◆ **Short exercise**
Exactly as written, print each record in the listing.

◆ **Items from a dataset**
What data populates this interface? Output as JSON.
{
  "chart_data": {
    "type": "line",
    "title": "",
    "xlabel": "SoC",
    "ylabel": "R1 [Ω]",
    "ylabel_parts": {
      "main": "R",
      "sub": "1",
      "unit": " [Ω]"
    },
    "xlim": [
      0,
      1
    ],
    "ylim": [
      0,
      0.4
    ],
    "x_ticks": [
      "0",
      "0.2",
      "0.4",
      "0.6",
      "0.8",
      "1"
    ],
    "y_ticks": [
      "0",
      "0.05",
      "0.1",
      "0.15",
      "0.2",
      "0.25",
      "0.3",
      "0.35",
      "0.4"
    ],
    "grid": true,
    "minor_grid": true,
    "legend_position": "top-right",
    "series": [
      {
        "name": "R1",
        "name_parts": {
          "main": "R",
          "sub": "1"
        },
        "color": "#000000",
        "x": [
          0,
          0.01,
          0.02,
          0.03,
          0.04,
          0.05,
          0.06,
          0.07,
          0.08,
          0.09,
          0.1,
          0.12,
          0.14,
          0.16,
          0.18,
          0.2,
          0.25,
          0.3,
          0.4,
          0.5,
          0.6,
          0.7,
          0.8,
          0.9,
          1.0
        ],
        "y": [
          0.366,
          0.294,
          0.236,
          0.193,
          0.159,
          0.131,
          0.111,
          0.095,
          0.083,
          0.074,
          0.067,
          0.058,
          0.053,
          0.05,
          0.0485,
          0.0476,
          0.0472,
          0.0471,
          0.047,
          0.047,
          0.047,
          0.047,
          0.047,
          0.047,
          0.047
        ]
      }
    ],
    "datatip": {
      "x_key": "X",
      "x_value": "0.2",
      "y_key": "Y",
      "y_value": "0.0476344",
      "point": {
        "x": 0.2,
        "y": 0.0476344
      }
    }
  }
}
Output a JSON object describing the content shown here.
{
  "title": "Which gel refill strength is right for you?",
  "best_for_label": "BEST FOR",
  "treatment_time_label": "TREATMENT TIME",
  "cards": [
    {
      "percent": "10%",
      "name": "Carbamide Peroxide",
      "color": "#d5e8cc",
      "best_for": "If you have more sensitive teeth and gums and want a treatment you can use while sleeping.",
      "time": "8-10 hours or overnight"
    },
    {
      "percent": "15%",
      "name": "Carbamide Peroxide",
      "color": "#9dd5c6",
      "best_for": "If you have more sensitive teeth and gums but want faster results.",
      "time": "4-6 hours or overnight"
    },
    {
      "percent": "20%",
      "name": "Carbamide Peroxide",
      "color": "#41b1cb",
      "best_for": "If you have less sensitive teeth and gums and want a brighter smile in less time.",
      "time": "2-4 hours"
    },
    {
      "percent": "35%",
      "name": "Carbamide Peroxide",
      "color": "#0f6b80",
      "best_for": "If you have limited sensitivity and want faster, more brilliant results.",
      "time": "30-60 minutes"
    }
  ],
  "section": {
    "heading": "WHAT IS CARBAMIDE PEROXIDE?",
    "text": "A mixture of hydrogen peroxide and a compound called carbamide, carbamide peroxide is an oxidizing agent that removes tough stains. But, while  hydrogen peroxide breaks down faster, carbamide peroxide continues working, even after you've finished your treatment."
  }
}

◆ **Solution to the exercise**
What data populates this interface? Output as JSON.
{
  "chart_data": {
    "type": "line",
    "title": "",
    "xlabel": "SoC",
    "ylabel": "R1 [Ω]",
    "ylabel_parts": {
      "main": "R",
      "sub": "1",
      "unit": " [Ω]"
    },
    "xlim": [
      0,
      1
    ],
    "ylim": [
      0,
      0.4
    ],
    "x_ticks": [
      "0",
      "0.2",
      "0.4",
      "0.6",
      "0.8",
      "1"
    ],
    "y_ticks": [
      "0",
      "0.05",
      "0.1",
      "0.15",
      "0.2",
      "0.25",
      "0.3",
      "0.35",
      "0.4"
    ],
    "grid": true,
    "minor_grid": true,
    "legend_position": "top-right",
    "series": [
      {
        "name": "R1",
        "name_parts": {
          "main": "R",
          "sub": "1"
        },
        "color": "#000000",
        "x": [
          0,
          0.01,
          0.02,
          0.03,
          0.04,
          0.05,
          0.06,
          0.07,
          0.08,
          0.09,
          0.1,
          0.12,
          0.14,
          0.16,
          0.18,
          0.2,
          0.25,
          0.3,
          0.4,
          0.5,
          0.6,
          0.7,
          0.8,
          0.9,
          1.0
        ],
        "y": [
          0.366,
          0.294,
          0.236,
          0.193,
          0.159,
          0.131,
          0.111,
          0.095,
          0.083,
          0.074,
          0.067,
          0.058,
          0.053,
          0.05,
          0.0485,
          0.0476,
          0.0472,
          0.0471,
          0.047,
          0.047,
          0.047,
          0.047,
          0.047,
          0.047,
          0.047
        ]
      }
    ],
    "datatip": {
      "x_key": "X",
      "x_value": "0.2",
      "y_key": "Y",
      "y_value": "0.0476344",
      "point": {
        "x": 0.2,
        "y": 0.0476344
      }
    }
  }
}
Output a JSON object describing the content shown here.
{
  "title": "Which gel refill strength is right for you?",
  "best_for_label": "BEST FOR",
  "treatment_time_label": "TREATMENT TIME",
  "cards": [
    {
      "percent": "10%",
      "name": "Carbamide Peroxide",
      "color": "#d5e8cc",
      "best_for": "If you have more sensitive teeth and gums and want a treatment you can use while sleeping.",
      "time": "8-10 hours or overnight"
    },
    {
      "percent": "15%",
      "name": "Carbamide Peroxide",
      "color": "#9dd5c6",
      "best_for": "If you have more sensitive teeth and gums but want faster results.",
      "time": "4-6 hours or overnight"
    },
    {
      "percent": "20%",
      "name": "Carbamide Peroxide",
      "color": "#41b1cb",
      "best_for": "If you have less sensitive teeth and gums and want a brighter smile in less time.",
      "time": "2-4 hours"
    },
    {
      "percent": "35%",
      "name": "Carbamide Peroxide",
      "color": "#0f6b80",
      "best_for": "If you have limited sensitivity and want faster, more brilliant results.",
      "time": "30-60 minutes"
    }
  ],
  "section": {
    "heading": "WHAT IS CARBAMIDE PEROXIDE?",
    "text": "A mixture of hydrogen peroxide and a compound called carbamide, carbamide peroxide is an oxidizing agent that removes tough stains. But, while  hydrogen peroxide breaks down faster, carbamide peroxide continues working, even after you've finished your treatment."
  }
}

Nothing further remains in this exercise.